▸ **EXTRACT**
(begin)
By A.J. Llewellyn
My friend Nadia opened her own day spa salon in Studio City a couple of years ago and told me when I rant into her in the street the other day that she was hurt that I hadn't made an appointment for a facial. Number one, I suppose some guys go in for this sort of thing but not me. Number two, I can't afford her rates. Number three, I sort of felt ambushed because I was walking my dog.
She didn't care. She dragged me and my dog up to her salon on Saturday afternoon. My dog cooled her heels chewing on some chicken under Nadia's desk as Nadia took me into one of her rooms and slathered some products on my face.
"Oh, my," she said, peering at my skin under a harsh light. "Tsk tsk tsk."
I started to panic. what did she mean tsk?
"Unless you do do something soon, your age will start to show." Say, what? The spooked expression on her face was the kind you usually see on people watching horror movies. My age? How bad do I look?
"You have to look after your skin. You're not gay," she said.
"Yes, I am."
"No, no. I mean looking after your skin means you're a Metrosexual."
(end)
▸ **TO BE DONE**
1. Name each of the numbered objections the narrator raises in the day spa essay.
2. In the day spa essay, where did Nadia open her salon?
3. Extend the day spa essay with a few more paragraphs, picking up right after Nadia's line about being a Metrosexual.

▸ **SUPPLIED DATA**
(begin)
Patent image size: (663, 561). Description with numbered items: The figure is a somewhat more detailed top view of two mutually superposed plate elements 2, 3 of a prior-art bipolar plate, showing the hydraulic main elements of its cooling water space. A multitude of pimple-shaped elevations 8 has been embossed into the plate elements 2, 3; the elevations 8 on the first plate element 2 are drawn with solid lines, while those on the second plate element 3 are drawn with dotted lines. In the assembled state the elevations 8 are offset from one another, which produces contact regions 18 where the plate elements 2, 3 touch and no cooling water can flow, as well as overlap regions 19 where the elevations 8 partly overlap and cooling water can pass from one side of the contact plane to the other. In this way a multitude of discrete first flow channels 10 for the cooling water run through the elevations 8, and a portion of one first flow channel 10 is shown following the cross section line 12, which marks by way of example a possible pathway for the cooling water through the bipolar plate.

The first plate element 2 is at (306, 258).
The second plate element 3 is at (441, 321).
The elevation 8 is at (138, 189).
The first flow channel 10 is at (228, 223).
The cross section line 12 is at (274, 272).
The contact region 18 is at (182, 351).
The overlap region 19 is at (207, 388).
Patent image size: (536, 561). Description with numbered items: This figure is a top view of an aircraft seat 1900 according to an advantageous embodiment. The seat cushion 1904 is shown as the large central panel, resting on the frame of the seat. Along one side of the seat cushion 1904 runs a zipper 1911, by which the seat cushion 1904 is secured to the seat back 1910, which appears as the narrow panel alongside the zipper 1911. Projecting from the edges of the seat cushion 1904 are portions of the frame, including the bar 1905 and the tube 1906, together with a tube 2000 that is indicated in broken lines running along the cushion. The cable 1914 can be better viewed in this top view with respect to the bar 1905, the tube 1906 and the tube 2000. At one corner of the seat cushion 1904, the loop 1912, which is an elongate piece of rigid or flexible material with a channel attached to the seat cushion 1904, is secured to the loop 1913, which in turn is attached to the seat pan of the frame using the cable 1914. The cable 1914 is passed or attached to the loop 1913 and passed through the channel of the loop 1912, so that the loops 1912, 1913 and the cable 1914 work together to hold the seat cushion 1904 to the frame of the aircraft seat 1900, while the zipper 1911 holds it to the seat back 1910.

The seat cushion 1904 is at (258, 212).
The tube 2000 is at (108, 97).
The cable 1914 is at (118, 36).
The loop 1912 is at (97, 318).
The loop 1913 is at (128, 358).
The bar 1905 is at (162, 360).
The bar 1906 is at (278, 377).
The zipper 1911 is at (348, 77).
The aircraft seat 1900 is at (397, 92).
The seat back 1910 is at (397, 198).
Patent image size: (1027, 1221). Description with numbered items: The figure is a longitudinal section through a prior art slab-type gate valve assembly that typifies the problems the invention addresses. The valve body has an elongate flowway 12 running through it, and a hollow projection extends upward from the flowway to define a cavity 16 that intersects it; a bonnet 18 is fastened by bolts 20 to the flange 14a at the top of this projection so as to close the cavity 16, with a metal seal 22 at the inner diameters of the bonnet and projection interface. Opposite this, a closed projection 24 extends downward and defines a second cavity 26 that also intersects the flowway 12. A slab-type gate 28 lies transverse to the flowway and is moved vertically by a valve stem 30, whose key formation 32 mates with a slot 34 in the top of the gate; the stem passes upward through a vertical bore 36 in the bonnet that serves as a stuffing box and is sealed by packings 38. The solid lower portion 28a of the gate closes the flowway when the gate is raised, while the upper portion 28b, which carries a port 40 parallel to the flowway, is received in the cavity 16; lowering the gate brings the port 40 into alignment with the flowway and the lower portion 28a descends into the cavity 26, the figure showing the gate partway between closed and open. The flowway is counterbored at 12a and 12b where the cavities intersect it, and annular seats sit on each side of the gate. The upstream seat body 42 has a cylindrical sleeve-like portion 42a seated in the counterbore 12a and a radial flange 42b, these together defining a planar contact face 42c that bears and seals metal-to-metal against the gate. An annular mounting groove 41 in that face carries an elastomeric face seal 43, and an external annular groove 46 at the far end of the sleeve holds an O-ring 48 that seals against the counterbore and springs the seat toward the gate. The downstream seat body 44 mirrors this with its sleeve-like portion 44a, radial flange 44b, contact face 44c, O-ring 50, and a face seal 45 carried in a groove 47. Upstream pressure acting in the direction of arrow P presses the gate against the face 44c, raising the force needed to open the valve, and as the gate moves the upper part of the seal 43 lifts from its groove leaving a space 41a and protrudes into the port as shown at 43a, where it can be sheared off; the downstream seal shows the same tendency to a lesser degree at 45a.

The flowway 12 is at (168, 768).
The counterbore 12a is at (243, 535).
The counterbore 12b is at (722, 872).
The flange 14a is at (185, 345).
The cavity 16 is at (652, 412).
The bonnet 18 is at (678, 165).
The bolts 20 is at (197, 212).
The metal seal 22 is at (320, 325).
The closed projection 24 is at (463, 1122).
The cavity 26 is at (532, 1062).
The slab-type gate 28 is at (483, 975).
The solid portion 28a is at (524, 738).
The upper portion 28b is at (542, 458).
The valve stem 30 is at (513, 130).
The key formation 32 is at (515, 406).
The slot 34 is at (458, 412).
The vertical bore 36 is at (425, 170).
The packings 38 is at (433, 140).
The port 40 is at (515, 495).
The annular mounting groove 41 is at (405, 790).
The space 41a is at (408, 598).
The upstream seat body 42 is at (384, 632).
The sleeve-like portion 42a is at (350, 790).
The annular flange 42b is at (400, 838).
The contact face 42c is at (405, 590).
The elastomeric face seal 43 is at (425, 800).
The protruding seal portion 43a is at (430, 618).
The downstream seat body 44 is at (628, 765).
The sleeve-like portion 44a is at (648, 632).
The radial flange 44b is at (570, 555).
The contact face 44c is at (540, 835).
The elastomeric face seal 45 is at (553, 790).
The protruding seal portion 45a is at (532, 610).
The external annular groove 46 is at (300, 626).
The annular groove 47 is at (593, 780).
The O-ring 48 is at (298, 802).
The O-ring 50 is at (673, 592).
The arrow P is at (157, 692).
(end)
▸ **ANSWERS TO THE EXERCISE**
1.
- Some guys go in for facials, but not the narrator.
- The narrator can't afford Nadia's rates.
- The narrator felt ambushed, having been out walking the dog.

2. In Studio City.

3.
"I hate that word. I'm gay."
She looked pained. "My straight clients use these products and they aren't gay."
She gave me a ton of samples to take home to try and urged me to use the mask. "When you're ready to buy, come see me and I'll give you a good price."
I staggered out of there with a bag full of swag, my dog dangling at the end of the leash. My skin felt good, so yesterday, I took out the swag and there was the mask. I followed the directions. I put the gray chalky stuff all over my face. It felt thick and creamy. Quite comforting in the heat of the unseasonably warm day.
I was supposed to wash it off after 10 minutes but it still felt wet to the touch so I left it on. I took a shower a little while later, dried off and washed my teeth, raced the dog out for a walk and then drove to a work meeting.
Everybody at the office stared at me. I thought my skin must have looked extra good. Maybe they thought I'd had a face lift. Every place I went, I got stares and whispers. I beamed at everyone. I felt pretty damned sexy.
Last night I went to chant at my Buddhist group. One of the guys drew me aside.
"Andy, are you aware you have a face mask on?"
"What?"
I rushed to the bathroom. Holy fuckity fuck fuck fuck. He wasn't kidding! It was still there! In spite of a vigorous wash in the shower and a full day out and about, the mask was still on my face.
Holy crap!
No wonder people stared at me. I walked through the entire Universal Studios lot. I went to lunch at The Counter. I went to the post office, bank, the library...oh. My. God.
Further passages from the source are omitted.